EXERCISE: Output every entry exactly as written.
============
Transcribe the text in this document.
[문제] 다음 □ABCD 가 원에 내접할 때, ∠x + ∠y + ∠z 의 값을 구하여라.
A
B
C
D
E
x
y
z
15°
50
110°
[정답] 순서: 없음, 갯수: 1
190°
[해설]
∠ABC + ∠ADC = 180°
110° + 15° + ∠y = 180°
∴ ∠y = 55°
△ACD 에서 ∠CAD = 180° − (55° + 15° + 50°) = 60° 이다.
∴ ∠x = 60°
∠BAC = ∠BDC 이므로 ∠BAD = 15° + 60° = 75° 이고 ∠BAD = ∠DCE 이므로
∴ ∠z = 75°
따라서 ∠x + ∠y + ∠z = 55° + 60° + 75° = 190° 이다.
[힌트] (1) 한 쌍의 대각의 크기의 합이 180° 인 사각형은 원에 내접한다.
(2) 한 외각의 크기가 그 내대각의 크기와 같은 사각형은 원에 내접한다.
============
FINAL RESULT:
Transcribe the text in this document.
[문제] 다음 □ABCD 가 원에 내접할 때, ∠x + ∠y + ∠z 의 값을 구하여라.
A
B
C
D
E
x
y
z
15°
50
110°
[정답] 순서: 없음, 갯수: 1
190°
[해설]
∠ABC + ∠ADC = 180°
110° + 15° + ∠y = 180°
∴ ∠y = 55°
△ACD 에서 ∠CAD = 180° − (55° + 15° + 50°) = 60° 이다.
∴ ∠x = 60°
∠BAC = ∠BDC 이므로 ∠BAD = 15° + 60° = 75° 이고 ∠BAD = ∠DCE 이므로
∴ ∠z = 75°
따라서 ∠x + ∠y + ∠z = 55° + 60° + 75° = 190° 이다.
[힌트] (1) 한 쌍의 대각의 크기의 합이 180° 인 사각형은 원에 내접한다.
(2) 한 외각의 크기가 그 내대각의 크기와 같은 사각형은 원에 내접한다.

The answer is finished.